Work to do: Extend the passage about the Aschemünder exhibition, picking up after its last sentence.

The Aschemünder exhibition marks the start of a collaboration between the Goetz Collection and Haus der Kunst. Until 2014, a twice-yearly changing selection of film and media art from the Goetz Collection will be shown in 13 cabinet-style rooms in the basement air-raid shelter of Haus der Kunst.
The first exhibition, Aschemünder, explores a theme that echoes the original purpose of the rooms themselves. The selected films address wartime experiences and the effects of war from the viewpoint of individual civilian survivors as well as from a military point of view.

Source excerpt:
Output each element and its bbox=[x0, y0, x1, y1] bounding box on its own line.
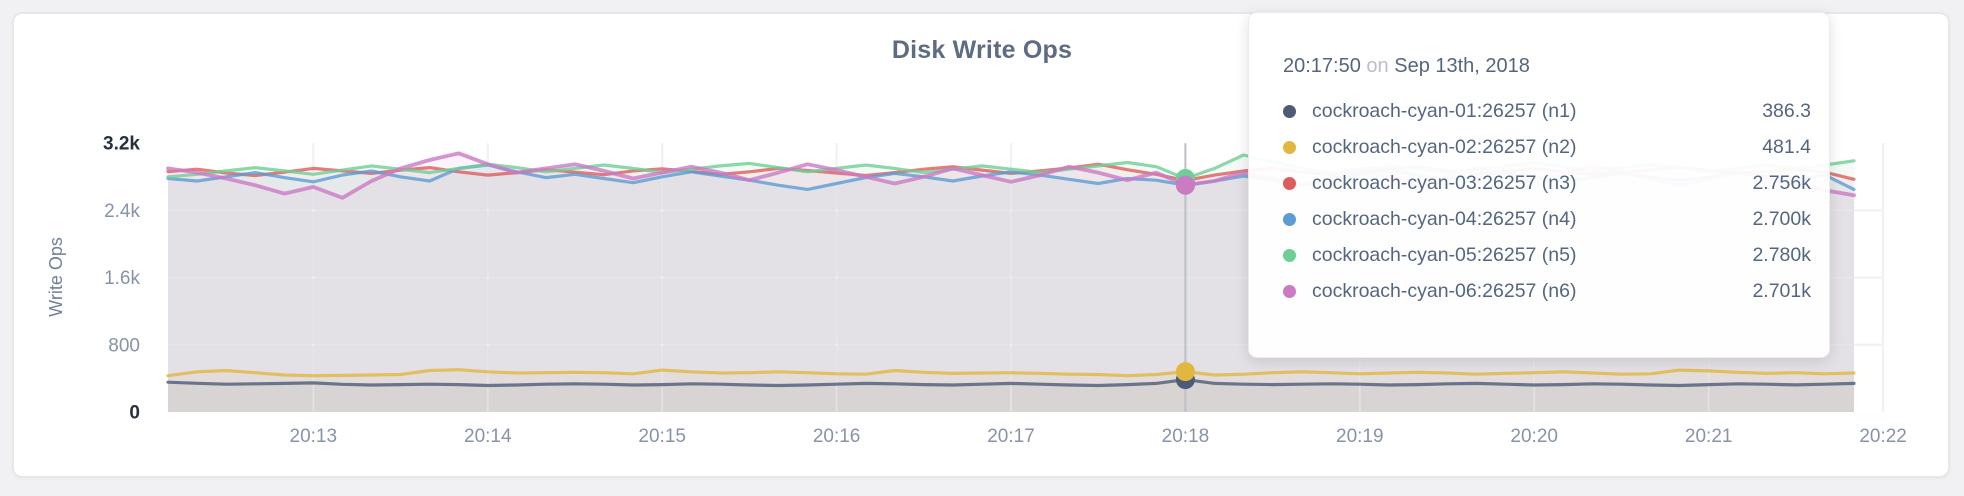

Task response:
The works selected are not clearly divided into films about perpetrators on the one hand and victims on the other. Several of the films show survivors whose faces are marked by their experiences or deeds, as in Juan Manuel Echavarría’s Bocas de Ceniza, in which the protagonists relate their memories of a Colombian massacre in recitative chants that they have composed themselves. In Anri Sala‘s Nocturnes, a former sniper spends his nights playing war games on a PlayStation – unable to sleep because he constantly sees the face of his first victim in his mind’s eye. In Marcel Odenbach’s In stillen Teichen lauern Krokodile Rwandan villagers try to rebuild their lives as farmers in the wake of the genocide committed against the Tutsi by the Hutu.
In the films by Mona Hatoum and Tracey Moffatt, war and displacement form the traumatic background of everyday family life. Both films have autobiographical elements, with the bond between mother and child playing a central role.

The works by William Kentridge, David Claerbout and Hans Op de Beeck focus on the destructive impact of war on the environment. Óscar Muñoz and Sam Taylor-Wood, in their works Biografías and Still Life, respectively, create a memento mori; a reminder of the universal transience of life.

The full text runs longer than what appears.